- TASK PROMPT
Set down the material once more, exactly as it appears.

━━ WORKING DATA ━━

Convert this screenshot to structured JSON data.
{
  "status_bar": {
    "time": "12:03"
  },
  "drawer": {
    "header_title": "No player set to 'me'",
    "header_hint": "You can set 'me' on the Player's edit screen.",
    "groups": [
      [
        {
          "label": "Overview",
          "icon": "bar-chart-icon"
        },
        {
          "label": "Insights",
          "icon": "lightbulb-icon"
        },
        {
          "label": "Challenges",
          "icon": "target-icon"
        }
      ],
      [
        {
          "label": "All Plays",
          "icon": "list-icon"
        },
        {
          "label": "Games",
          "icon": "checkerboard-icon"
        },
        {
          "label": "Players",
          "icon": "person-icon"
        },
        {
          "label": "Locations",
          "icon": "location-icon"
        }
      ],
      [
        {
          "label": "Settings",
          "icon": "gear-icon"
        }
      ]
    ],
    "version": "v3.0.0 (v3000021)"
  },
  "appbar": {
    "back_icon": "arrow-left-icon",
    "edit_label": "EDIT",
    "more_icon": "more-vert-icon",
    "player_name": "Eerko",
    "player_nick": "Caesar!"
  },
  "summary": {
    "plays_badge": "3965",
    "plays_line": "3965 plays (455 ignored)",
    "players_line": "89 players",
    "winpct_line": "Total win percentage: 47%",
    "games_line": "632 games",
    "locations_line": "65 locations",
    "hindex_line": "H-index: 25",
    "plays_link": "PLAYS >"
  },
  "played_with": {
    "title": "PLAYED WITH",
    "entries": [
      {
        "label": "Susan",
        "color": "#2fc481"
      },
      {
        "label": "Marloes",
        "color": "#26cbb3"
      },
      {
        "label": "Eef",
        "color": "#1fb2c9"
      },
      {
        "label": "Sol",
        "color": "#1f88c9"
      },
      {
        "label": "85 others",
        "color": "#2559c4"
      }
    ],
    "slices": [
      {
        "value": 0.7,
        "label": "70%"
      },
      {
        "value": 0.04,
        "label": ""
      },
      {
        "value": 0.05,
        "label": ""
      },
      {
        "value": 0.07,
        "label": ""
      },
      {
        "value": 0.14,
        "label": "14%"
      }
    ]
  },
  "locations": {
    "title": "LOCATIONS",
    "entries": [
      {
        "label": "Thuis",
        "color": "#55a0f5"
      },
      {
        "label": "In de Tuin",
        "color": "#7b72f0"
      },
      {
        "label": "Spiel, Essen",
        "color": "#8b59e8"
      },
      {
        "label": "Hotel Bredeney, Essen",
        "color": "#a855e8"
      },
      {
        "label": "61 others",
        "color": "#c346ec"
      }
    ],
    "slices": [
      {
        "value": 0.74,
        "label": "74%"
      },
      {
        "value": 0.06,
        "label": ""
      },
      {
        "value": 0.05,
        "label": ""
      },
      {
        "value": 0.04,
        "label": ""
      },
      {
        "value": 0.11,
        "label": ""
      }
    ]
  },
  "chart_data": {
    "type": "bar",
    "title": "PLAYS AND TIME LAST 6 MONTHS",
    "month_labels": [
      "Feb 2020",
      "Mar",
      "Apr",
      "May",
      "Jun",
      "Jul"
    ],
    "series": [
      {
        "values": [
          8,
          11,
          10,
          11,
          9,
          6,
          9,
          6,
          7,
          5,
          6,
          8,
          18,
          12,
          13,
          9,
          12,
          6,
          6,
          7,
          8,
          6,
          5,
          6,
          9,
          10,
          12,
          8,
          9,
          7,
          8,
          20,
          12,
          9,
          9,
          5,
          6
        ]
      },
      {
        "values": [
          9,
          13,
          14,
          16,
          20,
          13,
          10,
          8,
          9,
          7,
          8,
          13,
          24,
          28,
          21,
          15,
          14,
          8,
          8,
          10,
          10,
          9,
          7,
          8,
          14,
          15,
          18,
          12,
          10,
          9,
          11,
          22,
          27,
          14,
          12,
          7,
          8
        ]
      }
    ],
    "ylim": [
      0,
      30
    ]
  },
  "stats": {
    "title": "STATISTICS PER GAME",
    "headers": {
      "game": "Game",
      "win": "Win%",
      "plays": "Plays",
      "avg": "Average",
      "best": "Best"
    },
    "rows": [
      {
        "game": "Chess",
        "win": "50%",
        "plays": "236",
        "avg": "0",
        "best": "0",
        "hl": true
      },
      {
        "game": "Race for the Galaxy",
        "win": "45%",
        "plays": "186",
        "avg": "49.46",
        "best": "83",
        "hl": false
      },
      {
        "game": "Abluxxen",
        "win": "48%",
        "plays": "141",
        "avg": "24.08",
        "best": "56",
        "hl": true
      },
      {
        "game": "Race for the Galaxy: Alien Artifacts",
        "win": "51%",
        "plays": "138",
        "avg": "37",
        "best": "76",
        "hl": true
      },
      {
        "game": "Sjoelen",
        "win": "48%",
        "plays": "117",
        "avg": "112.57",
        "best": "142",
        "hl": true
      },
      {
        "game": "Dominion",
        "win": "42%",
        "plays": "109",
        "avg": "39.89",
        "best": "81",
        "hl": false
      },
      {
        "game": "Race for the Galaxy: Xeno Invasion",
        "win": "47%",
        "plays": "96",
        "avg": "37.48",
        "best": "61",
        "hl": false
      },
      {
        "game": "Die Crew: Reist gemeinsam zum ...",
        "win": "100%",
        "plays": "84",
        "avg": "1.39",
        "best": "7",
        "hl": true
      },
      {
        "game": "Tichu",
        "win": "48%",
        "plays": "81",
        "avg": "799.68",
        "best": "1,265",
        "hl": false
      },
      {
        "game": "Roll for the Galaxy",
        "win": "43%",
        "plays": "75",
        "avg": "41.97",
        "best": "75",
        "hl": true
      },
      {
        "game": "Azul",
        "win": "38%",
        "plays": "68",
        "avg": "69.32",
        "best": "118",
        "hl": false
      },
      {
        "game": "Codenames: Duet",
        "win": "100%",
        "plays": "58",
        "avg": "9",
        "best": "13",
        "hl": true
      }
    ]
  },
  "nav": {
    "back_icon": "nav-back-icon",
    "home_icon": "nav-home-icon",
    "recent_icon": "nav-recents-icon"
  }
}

━━━

- WRITTEN ANSWER
Convert this screenshot to structured JSON data.
{
  "status_bar": {
    "time": "12:03"
  },
  "drawer": {
    "header_title": "No player set to 'me'",
    "header_hint": "You can set 'me' on the Player's edit screen.",
    "groups": [
      [
        {
          "label": "Overview",
          "icon": "bar-chart-icon"
        },
        {
          "label": "Insights",
          "icon": "lightbulb-icon"
        },
        {
          "label": "Challenges",
          "icon": "target-icon"
        }
      ],
      [
        {
          "label": "All Plays",
          "icon": "list-icon"
        },
        {
          "label": "Games",
          "icon": "checkerboard-icon"
        },
        {
          "label": "Players",
          "icon": "person-icon"
        },
        {
          "label": "Locations",
          "icon": "location-icon"
        }
      ],
      [
        {
          "label": "Settings",
          "icon": "gear-icon"
        }
      ]
    ],
    "version": "v3.0.0 (v3000021)"
  },
  "appbar": {
    "back_icon": "arrow-left-icon",
    "edit_label": "EDIT",
    "more_icon": "more-vert-icon",
    "player_name": "Eerko",
    "player_nick": "Caesar!"
  },
  "summary": {
    "plays_badge": "3965",
    "plays_line": "3965 plays (455 ignored)",
    "players_line": "89 players",
    "winpct_line": "Total win percentage: 47%",
    "games_line": "632 games",
    "locations_line": "65 locations",
    "hindex_line": "H-index: 25",
    "plays_link": "PLAYS >"
  },
  "played_with": {
    "title": "PLAYED WITH",
    "entries": [
      {
        "label": "Susan",
        "color": "#2fc481"
      },
      {
        "label": "Marloes",
        "color": "#26cbb3"
      },
      {
        "label": "Eef",
        "color": "#1fb2c9"
      },
      {
        "label": "Sol",
        "color": "#1f88c9"
      },
      {
        "label": "85 others",
        "color": "#2559c4"
      }
    ],
    "slices": [
      {
        "value": 0.7,
        "label": "70%"
      },
      {
        "value": 0.04,
        "label": ""
      },
      {
        "value": 0.05,
        "label": ""
      },
      {
        "value": 0.07,
        "label": ""
      },
      {
        "value": 0.14,
        "label": "14%"
      }
    ]
  },
  "locations": {
    "title": "LOCATIONS",
    "entries": [
      {
        "label": "Thuis",
        "color": "#55a0f5"
      },
      {
        "label": "In de Tuin",
        "color": "#7b72f0"
      },
      {
        "label": "Spiel, Essen",
        "color": "#8b59e8"
      },
      {
        "label": "Hotel Bredeney, Essen",
        "color": "#a855e8"
      },
      {
        "label": "61 others",
        "color": "#c346ec"
      }
    ],
    "slices": [
      {
        "value": 0.74,
        "label": "74%"
      },
      {
        "value": 0.06,
        "label": ""
      },
      {
        "value": 0.05,
        "label": ""
      },
      {
        "value": 0.04,
        "label": ""
      },
      {
        "value": 0.11,
        "label": ""
      }
    ]
  },
  "chart_data": {
    "type": "bar",
    "title": "PLAYS AND TIME LAST 6 MONTHS",
    "month_labels": [
      "Feb 2020",
      "Mar",
      "Apr",
      "May",
      "Jun",
      "Jul"
    ],
    "series": [
      {
        "values": [
          8,
          11,
          10,
          11,
          9,
          6,
          9,
          6,
          7,
          5,
          6,
          8,
          18,
          12,
          13,
          9,
          12,
          6,
          6,
          7,
          8,
          6,
          5,
          6,
          9,
          10,
          12,
          8,
          9,
          7,
          8,
          20,
          12,
          9,
          9,
          5,
          6
        ]
      },
      {
        "values": [
          9,
          13,
          14,
          16,
          20,
          13,
          10,
          8,
          9,
          7,
          8,
          13,
          24,
          28,
          21,
          15,
          14,
          8,
          8,
          10,
          10,
          9,
          7,
          8,
          14,
          15,
          18,
          12,
          10,
          9,
          11,
          22,
          27,
          14,
          12,
          7,
          8
        ]
      }
    ],
    "ylim": [
      0,
      30
    ]
  },
  "stats": {
    "title": "STATISTICS PER GAME",
    "headers": {
      "game": "Game",
      "win": "Win%",
      "plays": "Plays",
      "avg": "Average",
      "best": "Best"
    },
    "rows": [
      {
        "game": "Chess",
        "win": "50%",
        "plays": "236",
        "avg": "0",
        "best": "0",
        "hl": true
      },
      {
        "game": "Race for the Galaxy",
        "win": "45%",
        "plays": "186",
        "avg": "49.46",
        "best": "83",
        "hl": false
      },
      {
        "game": "Abluxxen",
        "win": "48%",
        "plays": "141",
        "avg": "24.08",
        "best": "56",
        "hl": true
      },
      {
        "game": "Race for the Galaxy: Alien Artifacts",
        "win": "51%",
        "plays": "138",
        "avg": "37",
        "best": "76",
        "hl": true
      },
      {
        "game": "Sjoelen",
        "win": "48%",
        "plays": "117",
        "avg": "112.57",
        "best": "142",
        "hl": true
      },
      {
        "game": "Dominion",
        "win": "42%",
        "plays": "109",
        "avg": "39.89",
        "best": "81",
        "hl": false
      },
      {
        "game": "Race for the Galaxy: Xeno Invasion",
        "win": "47%",
        "plays": "96",
        "avg": "37.48",
        "best": "61",
        "hl": false
      },
      {
        "game": "Die Crew: Reist gemeinsam zum ...",
        "win": "100%",
        "plays": "84",
        "avg": "1.39",
        "best": "7",
        "hl": true
      },
      {
        "game": "Tichu",
        "win": "48%",
        "plays": "81",
        "avg": "799.68",
        "best": "1,265",
        "hl": false
      },
      {
        "game": "Roll for the Galaxy",
        "win": "43%",
        "plays": "75",
        "avg": "41.97",
        "best": "75",
        "hl": true
      },
      {
        "game": "Azul",
        "win": "38%",
        "plays": "68",
        "avg": "69.32",
        "best": "118",
        "hl": false
      },
      {
        "game": "Codenames: Duet",
        "win": "100%",
        "plays": "58",
        "avg": "9",
        "best": "13",
        "hl": true
      }
    ]
  },
  "nav": {
    "back_icon": "nav-back-icon",
    "home_icon": "nav-home-icon",
    "recent_icon": "nav-recents-icon"
  }
}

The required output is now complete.